What is required ▸ Work out the number of lines with "morfina" in them. Reply with that number and no other words.

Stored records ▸
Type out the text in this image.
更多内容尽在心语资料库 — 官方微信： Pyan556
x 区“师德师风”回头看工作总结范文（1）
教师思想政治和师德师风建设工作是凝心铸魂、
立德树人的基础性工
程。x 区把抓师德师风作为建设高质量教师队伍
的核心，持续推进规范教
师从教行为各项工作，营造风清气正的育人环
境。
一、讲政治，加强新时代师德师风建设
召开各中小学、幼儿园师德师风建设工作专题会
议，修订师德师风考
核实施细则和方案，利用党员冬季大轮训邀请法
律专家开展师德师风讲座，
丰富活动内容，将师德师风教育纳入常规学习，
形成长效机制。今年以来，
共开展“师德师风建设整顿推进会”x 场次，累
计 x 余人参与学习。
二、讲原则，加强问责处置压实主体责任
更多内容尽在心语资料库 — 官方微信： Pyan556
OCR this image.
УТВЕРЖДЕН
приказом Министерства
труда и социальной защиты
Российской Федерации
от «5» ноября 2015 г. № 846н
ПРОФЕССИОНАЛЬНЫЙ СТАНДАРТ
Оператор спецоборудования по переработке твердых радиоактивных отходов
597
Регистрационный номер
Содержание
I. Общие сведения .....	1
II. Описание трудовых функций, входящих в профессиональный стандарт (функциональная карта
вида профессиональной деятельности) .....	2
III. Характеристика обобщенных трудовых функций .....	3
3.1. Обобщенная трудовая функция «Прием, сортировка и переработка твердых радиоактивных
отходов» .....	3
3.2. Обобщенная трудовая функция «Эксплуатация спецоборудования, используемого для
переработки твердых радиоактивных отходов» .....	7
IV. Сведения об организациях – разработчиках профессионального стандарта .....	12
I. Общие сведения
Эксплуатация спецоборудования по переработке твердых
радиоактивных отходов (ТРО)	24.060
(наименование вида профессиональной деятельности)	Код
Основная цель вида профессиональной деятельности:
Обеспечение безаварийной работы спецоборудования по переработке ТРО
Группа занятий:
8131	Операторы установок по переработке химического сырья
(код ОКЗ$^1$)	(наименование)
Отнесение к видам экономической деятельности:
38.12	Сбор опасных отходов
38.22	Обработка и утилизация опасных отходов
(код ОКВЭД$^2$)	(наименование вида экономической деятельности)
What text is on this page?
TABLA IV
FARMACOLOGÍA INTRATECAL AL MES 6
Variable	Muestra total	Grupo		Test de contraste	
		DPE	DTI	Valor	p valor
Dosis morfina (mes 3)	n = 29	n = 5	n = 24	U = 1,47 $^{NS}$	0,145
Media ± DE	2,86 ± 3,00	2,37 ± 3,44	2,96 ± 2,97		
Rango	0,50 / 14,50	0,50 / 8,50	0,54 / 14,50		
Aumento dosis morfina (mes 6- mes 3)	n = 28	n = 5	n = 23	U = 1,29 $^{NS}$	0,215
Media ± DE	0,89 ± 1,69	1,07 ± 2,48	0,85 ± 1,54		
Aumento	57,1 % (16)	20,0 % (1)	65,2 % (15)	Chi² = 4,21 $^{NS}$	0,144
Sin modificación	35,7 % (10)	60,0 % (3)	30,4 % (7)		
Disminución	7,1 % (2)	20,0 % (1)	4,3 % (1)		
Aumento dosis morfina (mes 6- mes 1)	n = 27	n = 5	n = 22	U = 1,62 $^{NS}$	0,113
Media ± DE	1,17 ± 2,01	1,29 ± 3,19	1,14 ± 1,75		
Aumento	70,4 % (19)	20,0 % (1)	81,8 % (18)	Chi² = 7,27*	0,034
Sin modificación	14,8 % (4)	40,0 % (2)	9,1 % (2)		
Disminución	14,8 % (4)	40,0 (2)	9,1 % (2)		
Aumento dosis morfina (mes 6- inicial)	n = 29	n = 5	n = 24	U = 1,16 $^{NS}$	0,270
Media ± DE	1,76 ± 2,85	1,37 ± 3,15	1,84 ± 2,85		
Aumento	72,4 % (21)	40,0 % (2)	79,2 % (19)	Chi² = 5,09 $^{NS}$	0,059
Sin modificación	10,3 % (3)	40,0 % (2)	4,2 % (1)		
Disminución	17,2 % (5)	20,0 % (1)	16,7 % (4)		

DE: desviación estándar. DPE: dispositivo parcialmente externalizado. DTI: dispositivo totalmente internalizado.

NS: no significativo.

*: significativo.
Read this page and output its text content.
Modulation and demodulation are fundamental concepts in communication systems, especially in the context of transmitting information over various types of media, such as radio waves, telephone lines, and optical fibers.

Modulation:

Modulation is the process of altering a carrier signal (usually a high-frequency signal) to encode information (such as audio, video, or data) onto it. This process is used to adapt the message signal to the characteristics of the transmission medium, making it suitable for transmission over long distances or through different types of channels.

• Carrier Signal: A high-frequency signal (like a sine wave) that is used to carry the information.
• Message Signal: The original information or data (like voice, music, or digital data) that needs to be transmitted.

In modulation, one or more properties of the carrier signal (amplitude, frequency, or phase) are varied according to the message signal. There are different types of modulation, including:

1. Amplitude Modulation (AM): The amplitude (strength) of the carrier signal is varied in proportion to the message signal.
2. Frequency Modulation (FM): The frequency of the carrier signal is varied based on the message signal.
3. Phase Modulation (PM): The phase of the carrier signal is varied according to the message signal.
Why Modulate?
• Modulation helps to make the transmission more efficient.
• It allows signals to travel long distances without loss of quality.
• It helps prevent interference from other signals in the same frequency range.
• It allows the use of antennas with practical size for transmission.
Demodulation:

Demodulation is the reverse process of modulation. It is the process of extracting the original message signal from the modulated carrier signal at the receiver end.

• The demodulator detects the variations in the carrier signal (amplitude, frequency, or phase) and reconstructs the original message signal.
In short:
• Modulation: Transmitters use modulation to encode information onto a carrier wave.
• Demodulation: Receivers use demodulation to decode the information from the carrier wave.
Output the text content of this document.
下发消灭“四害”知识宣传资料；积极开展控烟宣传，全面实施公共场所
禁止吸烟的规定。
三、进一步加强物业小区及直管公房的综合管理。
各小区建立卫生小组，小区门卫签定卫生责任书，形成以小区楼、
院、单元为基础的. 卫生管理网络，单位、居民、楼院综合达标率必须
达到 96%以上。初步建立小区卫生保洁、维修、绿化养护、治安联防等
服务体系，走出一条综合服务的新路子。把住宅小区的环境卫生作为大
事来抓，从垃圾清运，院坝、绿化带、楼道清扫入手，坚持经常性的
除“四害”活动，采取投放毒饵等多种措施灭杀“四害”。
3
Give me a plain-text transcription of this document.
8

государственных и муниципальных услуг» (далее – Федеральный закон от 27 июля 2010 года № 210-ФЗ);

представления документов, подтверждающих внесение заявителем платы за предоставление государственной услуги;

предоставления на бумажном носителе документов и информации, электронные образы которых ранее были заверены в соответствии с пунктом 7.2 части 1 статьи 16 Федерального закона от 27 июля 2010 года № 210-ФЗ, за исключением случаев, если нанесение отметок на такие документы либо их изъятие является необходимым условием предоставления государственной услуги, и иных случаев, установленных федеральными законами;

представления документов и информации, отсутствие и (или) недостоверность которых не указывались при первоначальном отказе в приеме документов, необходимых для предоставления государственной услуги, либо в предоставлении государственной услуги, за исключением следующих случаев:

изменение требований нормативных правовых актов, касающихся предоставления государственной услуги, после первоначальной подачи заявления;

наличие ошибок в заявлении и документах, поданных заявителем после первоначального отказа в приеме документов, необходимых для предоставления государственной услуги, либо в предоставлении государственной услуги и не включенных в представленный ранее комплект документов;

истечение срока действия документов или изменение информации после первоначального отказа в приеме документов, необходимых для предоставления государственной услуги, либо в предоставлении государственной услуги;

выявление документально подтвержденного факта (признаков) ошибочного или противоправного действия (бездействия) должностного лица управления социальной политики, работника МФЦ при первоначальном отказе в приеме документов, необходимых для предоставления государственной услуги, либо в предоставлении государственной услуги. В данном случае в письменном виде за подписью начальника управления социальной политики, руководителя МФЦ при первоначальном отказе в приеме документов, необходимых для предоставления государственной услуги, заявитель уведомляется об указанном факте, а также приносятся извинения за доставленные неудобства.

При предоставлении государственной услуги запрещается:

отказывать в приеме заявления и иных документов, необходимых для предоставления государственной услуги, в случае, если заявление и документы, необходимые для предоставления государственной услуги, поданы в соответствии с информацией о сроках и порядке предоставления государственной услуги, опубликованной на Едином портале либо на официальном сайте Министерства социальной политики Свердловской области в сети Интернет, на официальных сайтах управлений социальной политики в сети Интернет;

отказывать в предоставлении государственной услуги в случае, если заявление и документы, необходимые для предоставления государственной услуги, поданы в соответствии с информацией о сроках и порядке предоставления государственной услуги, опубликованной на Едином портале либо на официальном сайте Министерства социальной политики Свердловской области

Response for this exercise ▸ 4